• Objective: Take the data below and repeat it exactly.

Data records
================
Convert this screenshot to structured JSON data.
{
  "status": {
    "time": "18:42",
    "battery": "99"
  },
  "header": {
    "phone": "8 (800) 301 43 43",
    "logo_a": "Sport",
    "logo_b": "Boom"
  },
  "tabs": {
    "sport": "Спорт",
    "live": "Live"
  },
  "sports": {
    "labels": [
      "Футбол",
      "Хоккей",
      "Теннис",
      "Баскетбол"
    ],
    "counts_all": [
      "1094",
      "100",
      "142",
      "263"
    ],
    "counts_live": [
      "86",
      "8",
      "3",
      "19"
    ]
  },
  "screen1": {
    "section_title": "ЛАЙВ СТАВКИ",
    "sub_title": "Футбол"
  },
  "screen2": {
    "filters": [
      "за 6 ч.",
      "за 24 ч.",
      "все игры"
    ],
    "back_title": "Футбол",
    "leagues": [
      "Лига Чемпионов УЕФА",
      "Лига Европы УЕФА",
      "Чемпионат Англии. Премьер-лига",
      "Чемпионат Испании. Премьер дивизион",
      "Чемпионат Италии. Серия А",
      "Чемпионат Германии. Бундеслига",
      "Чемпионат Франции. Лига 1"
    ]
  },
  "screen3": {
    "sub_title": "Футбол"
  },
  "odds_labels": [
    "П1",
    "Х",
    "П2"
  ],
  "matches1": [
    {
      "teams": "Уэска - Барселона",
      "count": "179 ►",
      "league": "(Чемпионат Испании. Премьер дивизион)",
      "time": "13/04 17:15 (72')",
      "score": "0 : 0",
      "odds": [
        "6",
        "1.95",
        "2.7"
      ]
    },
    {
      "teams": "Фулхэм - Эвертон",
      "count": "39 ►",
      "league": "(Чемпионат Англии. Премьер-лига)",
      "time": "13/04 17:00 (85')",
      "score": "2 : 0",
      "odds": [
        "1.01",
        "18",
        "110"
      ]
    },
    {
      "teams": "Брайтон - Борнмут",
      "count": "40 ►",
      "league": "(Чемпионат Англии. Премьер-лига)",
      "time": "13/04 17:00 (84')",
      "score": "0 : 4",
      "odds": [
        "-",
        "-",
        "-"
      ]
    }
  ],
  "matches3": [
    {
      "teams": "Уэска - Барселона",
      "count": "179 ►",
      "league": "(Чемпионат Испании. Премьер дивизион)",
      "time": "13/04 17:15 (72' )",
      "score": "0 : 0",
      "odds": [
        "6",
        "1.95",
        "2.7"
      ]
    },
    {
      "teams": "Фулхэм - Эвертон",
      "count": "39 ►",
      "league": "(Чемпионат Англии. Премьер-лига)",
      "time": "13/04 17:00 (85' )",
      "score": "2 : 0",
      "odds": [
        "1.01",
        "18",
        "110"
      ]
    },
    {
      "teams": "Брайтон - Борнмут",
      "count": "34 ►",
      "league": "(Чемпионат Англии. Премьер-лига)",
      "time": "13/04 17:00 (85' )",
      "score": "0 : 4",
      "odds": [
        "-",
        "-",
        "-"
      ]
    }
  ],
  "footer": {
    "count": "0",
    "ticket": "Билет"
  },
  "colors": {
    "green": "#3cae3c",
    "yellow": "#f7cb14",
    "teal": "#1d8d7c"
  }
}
================
• Full response:
Convert this screenshot to structured JSON data.
{
  "status": {
    "time": "18:42",
    "battery": "99"
  },
  "header": {
    "phone": "8 (800) 301 43 43",
    "logo_a": "Sport",
    "logo_b": "Boom"
  },
  "tabs": {
    "sport": "Спорт",
    "live": "Live"
  },
  "sports": {
    "labels": [
      "Футбол",
      "Хоккей",
      "Теннис",
      "Баскетбол"
    ],
    "counts_all": [
      "1094",
      "100",
      "142",
      "263"
    ],
    "counts_live": [
      "86",
      "8",
      "3",
      "19"
    ]
  },
  "screen1": {
    "section_title": "ЛАЙВ СТАВКИ",
    "sub_title": "Футбол"
  },
  "screen2": {
    "filters": [
      "за 6 ч.",
      "за 24 ч.",
      "все игры"
    ],
    "back_title": "Футбол",
    "leagues": [
      "Лига Чемпионов УЕФА",
      "Лига Европы УЕФА",
      "Чемпионат Англии. Премьер-лига",
      "Чемпионат Испании. Премьер дивизион",
      "Чемпионат Италии. Серия А",
      "Чемпионат Германии. Бундеслига",
      "Чемпионат Франции. Лига 1"
    ]
  },
  "screen3": {
    "sub_title": "Футбол"
  },
  "odds_labels": [
    "П1",
    "Х",
    "П2"
  ],
  "matches1": [
    {
      "teams": "Уэска - Барселона",
      "count": "179 ►",
      "league": "(Чемпионат Испании. Премьер дивизион)",
      "time": "13/04 17:15 (72')",
      "score": "0 : 0",
      "odds": [
        "6",
        "1.95",
        "2.7"
      ]
    },
    {
      "teams": "Фулхэм - Эвертон",
      "count": "39 ►",
      "league": "(Чемпионат Англии. Премьер-лига)",
      "time": "13/04 17:00 (85')",
      "score": "2 : 0",
      "odds": [
        "1.01",
        "18",
        "110"
      ]
    },
    {
      "teams": "Брайтон - Борнмут",
      "count": "40 ►",
      "league": "(Чемпионат Англии. Премьер-лига)",
      "time": "13/04 17:00 (84')",
      "score": "0 : 4",
      "odds": [
        "-",
        "-",
        "-"
      ]
    }
  ],
  "matches3": [
    {
      "teams": "Уэска - Барселона",
      "count": "179 ►",
      "league": "(Чемпионат Испании. Премьер дивизион)",
      "time": "13/04 17:15 (72' )",
      "score": "0 : 0",
      "odds": [
        "6",
        "1.95",
        "2.7"
      ]
    },
    {
      "teams": "Фулхэм - Эвертон",
      "count": "39 ►",
      "league": "(Чемпионат Англии. Премьер-лига)",
      "time": "13/04 17:00 (85' )",
      "score": "2 : 0",
      "odds": [
        "1.01",
        "18",
        "110"
      ]
    },
    {
      "teams": "Брайтон - Борнмут",
      "count": "34 ►",
      "league": "(Чемпионат Англии. Премьер-лига)",
      "time": "13/04 17:00 (85' )",
      "score": "0 : 4",
      "odds": [
        "-",
        "-",
        "-"
      ]
    }
  ],
  "footer": {
    "count": "0",
    "ticket": "Билет"
  },
  "colors": {
    "green": "#3cae3c",
    "yellow": "#f7cb14",
    "teal": "#1d8d7c"
  }
}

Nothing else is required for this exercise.